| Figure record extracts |
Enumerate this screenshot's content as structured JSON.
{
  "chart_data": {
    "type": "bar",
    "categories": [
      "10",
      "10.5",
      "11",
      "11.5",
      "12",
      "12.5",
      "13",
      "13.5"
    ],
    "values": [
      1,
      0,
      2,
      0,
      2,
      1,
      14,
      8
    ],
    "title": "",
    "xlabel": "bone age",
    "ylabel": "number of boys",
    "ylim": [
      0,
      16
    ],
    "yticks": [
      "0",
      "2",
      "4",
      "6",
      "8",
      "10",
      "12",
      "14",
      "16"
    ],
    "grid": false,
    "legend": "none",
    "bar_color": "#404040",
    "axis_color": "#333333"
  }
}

| Exercise goal |
Set down each entry again, unchanged.

| Exercise response |
Enumerate this screenshot's content as structured JSON.
{
  "chart_data": {
    "type": "bar",
    "categories": [
      "10",
      "10.5",
      "11",
      "11.5",
      "12",
      "12.5",
      "13",
      "13.5"
    ],
    "values": [
      1,
      0,
      2,
      0,
      2,
      1,
      14,
      8
    ],
    "title": "",
    "xlabel": "bone age",
    "ylabel": "number of boys",
    "ylim": [
      0,
      16
    ],
    "yticks": [
      "0",
      "2",
      "4",
      "6",
      "8",
      "10",
      "12",
      "14",
      "16"
    ],
    "grid": false,
    "legend": "none",
    "bar_color": "#404040",
    "axis_color": "#333333"
  }
}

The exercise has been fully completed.